▶ [Texte fourni]

↓

Détruire
la peinture
Louis
Marin
Editions
Flamarion 1997 (1ère édition 1977)
A travers la rencontre d’œuvres et de
textes, Louis Marin développe une réflexion sur la peinture
auto-réfléchissante, la méta peinture. Entre la vision solaire de Poussin, et l’œil
avide du Caravage, deux peintures s’affrontent sur le terrain de l’écriture.
Afin de rendre la lecture de cette
fiche plus agréable (qui délaisse certaines parties du livre pour en valoriser
d’autres), je me suis permis d’indiquer des titres, cependant, ces titres ne
correspondent pas aux véritables chapitres du livre.
L’œil
et le soleil
p.11
« Tout
d’abord ce mot du Maître : « M. Poussin ne pouvait rien souffrir du
Caravage et disait qu’il était venu au monde pour détruire la peinture. »
Il ne sera question ici que de cette destruction ; de cette fatalité, dans
le face-à-face impitoyable de deux peintres ; de la haine du Maître pour
son aîné dans l’histoire de la peinture.
« Mais
il ne fau pas s’étonner de l’aversion qu’il avait pour lui. Car si Poussin cherchait la noblesse dans ses
sujets, le Caravage se laissait emporter à la vérité du naturel, tel qu’il
le voyait. Ainsi ils étaient bien opposés l’un à l’autre. »
p.12
« D’un
côté, le soleil dominateur qui fait voir tout ce qui est dessous : ce qui
se voit dessous le soleil, ce que le soleil donne à voir ; de l’autre,
l’œil qui voit ce qui est devant, rencontre ce qui est là :
l’objet. »
p.13
La
peinture solaire (« donnant à
voir au spectateur ce que le soleil fait voir au dessous ») de Poussin
mène au désir, alors que la peinture du Caravage qui montre « ce qui est
devant l’œil, le vif de l’objet par la couleur seulement, satiété du
désir », mène directement au plaisir.
« Lire
l’histoire des morts dans le tableau-tombeau, monument élevé à leur gloire
solaire, le noble sujet, excès ou manque dans mon plaisir :
jouissance. »
Poussin :
« Il n’y a rien qu’un peintre doive tant rechercher que de rendre ses
ouvrages agréables. Mais c’est ce que le Caravage n’a jamais fait… Il n’a pas
de lumière agréable : il choisit des lieux fermés pour avoir des lumières
fortes afin de donner du relief aux corps éclairés. »
Et
cependant : « Il a peint avec une entente de couleurs et de lumière aussi
savante qu’aucun peintre… On peut dire que la nature ne peut être mieux copiée
que dans tout ce qu’il peint. »
Le
Maître s’explique : contempler
n’est pas voir, la théorie n’est pas le regard ou la vision.
« Ce n’est point une opération
naturelle de l’œil. Elle est un jugement, un office de raison partout répandu
dans le tableau. »

↑

▶ [À faire] Dans la fiche sur Poussin et le Caravage, recopiez mot pour mot le passage qui va de « Il ne sera question » jusqu'à « de la peinture. » inclus. La liste qui suit est un document à part, sans lien avec le texte.

▶ [Contenu présenté]
↓

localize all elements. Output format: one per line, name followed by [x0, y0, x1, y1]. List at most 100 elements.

↑
↓

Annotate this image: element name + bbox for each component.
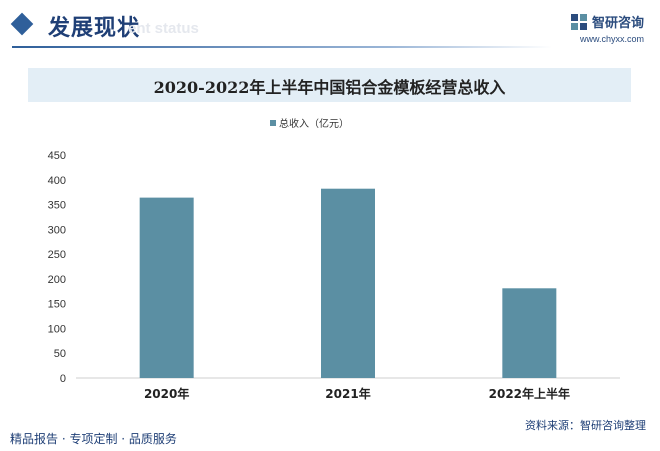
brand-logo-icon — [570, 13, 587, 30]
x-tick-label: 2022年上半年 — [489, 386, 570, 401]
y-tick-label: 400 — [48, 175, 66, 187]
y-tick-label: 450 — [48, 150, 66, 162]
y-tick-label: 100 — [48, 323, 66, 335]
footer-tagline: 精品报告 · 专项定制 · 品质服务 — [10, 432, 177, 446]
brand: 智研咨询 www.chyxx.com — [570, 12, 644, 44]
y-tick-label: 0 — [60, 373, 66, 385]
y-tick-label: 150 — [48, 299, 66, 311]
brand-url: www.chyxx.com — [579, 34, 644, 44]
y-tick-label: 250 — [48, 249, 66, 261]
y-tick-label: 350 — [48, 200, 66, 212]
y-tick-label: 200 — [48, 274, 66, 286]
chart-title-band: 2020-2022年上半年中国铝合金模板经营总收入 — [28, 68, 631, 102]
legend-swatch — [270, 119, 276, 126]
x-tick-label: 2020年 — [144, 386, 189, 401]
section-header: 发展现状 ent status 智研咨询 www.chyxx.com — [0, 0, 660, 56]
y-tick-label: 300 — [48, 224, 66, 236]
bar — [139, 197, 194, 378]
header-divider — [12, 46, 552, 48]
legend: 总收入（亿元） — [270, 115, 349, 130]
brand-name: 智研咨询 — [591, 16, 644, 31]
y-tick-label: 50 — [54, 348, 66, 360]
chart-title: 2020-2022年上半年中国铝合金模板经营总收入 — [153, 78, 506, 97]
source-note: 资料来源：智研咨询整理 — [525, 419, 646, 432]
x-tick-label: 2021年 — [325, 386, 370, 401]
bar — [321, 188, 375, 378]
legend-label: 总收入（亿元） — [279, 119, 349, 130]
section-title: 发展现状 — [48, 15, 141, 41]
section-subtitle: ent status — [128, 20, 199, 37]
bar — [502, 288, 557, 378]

↑

▶ [Réponse]
Il ne sera question ici que de cette destruction ; de cette fatalité, dans
le face-à-face impitoyable de deux peintres ; de la haine du Maître pour
son aîné dans l’histoire de la peinture.